**Work to do:** Lines containing the word "VALISI" are the ones to copy from the records below.

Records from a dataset
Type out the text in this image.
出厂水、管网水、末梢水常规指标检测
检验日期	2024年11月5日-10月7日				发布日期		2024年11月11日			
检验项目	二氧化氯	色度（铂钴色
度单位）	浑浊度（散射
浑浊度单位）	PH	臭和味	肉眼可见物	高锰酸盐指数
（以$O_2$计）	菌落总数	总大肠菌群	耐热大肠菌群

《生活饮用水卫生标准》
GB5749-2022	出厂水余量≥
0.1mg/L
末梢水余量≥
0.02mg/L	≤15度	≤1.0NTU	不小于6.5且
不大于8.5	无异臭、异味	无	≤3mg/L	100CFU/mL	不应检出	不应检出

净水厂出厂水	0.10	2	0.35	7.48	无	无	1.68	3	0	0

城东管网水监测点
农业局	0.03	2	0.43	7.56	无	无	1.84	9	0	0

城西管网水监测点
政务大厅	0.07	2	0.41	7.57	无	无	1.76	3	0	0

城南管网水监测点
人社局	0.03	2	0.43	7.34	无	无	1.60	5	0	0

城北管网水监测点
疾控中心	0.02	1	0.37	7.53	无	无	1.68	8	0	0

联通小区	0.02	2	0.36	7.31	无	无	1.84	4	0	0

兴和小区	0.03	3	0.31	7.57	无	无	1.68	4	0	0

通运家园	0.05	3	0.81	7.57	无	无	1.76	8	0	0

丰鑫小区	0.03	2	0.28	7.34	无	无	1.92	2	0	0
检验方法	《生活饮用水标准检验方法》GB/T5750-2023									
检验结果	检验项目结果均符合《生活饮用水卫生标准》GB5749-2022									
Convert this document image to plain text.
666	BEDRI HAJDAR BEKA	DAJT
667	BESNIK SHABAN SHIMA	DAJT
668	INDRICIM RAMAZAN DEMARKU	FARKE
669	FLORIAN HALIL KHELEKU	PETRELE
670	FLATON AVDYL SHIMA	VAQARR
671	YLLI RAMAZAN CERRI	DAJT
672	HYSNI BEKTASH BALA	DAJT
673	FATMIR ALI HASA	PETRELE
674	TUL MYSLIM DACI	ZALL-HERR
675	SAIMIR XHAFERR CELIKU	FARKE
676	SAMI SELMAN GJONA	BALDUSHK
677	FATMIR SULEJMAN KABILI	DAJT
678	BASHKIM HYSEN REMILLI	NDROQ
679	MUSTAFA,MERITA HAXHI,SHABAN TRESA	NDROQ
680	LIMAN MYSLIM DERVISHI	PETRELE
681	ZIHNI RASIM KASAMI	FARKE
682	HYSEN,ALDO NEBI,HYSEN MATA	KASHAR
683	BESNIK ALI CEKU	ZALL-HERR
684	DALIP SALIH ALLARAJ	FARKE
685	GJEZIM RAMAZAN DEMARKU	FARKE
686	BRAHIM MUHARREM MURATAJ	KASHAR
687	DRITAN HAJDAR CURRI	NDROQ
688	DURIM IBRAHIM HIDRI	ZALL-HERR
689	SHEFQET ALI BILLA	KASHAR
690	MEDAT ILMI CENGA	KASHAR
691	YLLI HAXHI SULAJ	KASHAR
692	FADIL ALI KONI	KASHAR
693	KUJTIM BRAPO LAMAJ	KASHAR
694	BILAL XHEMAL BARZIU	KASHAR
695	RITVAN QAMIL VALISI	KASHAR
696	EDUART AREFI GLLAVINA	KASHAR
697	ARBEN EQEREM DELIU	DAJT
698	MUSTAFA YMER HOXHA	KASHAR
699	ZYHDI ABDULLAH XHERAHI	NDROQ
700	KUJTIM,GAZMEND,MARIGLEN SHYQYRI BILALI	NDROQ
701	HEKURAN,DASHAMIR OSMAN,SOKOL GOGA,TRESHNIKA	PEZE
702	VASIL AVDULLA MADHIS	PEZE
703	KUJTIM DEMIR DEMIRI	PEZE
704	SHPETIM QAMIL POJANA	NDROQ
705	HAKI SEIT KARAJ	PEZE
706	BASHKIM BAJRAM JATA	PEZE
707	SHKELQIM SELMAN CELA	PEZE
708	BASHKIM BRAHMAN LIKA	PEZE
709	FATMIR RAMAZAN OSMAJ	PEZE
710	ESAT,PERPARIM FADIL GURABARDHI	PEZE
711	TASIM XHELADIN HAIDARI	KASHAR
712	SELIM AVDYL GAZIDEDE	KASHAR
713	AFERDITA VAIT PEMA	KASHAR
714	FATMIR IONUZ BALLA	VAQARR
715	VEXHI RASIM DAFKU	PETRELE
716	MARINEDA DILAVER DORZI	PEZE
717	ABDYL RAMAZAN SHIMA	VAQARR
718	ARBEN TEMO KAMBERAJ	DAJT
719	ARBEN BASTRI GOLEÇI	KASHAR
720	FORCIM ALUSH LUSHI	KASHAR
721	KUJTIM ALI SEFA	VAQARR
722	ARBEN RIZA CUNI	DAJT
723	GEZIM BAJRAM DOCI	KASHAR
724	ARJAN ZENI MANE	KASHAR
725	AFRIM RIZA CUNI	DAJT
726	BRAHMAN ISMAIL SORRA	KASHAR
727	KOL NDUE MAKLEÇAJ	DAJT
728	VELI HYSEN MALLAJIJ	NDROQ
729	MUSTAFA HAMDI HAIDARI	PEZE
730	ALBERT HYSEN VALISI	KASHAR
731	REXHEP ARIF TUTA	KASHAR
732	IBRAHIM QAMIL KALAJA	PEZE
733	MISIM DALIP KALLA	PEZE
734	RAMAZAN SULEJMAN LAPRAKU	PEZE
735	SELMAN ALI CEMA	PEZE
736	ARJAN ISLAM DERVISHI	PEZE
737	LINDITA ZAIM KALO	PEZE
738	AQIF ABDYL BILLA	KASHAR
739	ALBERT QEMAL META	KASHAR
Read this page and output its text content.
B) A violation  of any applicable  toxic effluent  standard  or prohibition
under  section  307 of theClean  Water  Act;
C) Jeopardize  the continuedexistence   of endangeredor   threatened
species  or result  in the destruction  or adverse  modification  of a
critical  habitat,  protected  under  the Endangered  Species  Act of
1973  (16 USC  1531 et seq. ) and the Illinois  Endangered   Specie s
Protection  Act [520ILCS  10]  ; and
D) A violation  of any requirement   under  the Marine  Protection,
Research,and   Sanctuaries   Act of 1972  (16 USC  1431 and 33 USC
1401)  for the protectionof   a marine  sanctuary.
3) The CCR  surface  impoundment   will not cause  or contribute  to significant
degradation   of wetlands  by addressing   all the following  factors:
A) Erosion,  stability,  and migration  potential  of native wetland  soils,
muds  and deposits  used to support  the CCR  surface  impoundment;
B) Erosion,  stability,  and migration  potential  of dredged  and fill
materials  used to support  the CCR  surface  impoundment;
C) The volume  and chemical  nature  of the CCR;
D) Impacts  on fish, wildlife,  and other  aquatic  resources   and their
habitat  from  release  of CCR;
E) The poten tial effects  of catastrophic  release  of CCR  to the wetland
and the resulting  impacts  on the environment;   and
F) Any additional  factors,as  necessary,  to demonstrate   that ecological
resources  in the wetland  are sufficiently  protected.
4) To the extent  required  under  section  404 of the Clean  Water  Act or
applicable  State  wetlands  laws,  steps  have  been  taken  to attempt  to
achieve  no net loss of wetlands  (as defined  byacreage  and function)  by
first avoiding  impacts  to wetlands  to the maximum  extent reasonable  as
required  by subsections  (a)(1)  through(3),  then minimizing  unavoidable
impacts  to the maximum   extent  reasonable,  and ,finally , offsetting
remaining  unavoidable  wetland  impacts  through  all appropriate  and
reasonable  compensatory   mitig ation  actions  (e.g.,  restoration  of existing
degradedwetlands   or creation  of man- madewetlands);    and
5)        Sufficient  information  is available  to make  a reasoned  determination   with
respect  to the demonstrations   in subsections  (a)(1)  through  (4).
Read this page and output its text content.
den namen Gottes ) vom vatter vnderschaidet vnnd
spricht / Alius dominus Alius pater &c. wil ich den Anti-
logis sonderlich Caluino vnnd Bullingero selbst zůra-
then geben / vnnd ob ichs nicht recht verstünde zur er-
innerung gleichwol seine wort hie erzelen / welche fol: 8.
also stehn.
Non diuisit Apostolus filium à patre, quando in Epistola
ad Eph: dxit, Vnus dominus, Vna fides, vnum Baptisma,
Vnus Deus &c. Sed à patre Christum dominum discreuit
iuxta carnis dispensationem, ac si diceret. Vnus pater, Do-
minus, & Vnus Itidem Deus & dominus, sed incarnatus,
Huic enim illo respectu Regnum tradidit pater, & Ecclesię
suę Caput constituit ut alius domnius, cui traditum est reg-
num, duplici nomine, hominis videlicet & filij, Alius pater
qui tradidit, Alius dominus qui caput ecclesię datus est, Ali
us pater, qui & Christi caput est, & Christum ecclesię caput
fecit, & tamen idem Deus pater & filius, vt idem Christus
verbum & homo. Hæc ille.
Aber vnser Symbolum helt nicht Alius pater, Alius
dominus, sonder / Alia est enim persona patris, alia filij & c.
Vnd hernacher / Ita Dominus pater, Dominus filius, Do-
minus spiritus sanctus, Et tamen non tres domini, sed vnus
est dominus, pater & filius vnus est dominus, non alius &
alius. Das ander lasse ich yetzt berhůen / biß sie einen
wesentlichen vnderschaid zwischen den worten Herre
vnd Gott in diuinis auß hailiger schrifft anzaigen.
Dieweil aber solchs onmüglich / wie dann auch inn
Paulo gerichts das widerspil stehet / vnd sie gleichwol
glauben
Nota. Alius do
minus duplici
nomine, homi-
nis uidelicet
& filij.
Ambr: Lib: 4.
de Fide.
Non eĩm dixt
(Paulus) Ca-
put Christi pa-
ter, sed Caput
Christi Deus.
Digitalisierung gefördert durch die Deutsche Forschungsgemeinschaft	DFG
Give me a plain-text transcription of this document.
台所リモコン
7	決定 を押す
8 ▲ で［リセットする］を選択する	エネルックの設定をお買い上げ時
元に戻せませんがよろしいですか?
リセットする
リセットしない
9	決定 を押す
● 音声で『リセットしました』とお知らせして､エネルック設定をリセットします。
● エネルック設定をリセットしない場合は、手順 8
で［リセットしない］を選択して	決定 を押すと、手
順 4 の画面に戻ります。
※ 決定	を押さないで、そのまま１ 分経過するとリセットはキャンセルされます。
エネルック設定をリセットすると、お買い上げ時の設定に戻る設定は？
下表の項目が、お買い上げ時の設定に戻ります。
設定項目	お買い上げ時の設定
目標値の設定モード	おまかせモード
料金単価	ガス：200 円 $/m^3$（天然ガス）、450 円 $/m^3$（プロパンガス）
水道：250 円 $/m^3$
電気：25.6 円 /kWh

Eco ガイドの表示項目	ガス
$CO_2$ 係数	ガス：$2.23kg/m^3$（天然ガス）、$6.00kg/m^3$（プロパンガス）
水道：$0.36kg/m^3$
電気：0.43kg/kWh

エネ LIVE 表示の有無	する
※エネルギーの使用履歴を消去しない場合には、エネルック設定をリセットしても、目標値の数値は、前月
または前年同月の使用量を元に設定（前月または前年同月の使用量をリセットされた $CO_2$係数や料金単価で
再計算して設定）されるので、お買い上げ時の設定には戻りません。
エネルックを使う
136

**Written solution:**
695	RITVAN QAMIL VALISI	KASHAR
730	ALBERT HYSEN VALISI	KASHAR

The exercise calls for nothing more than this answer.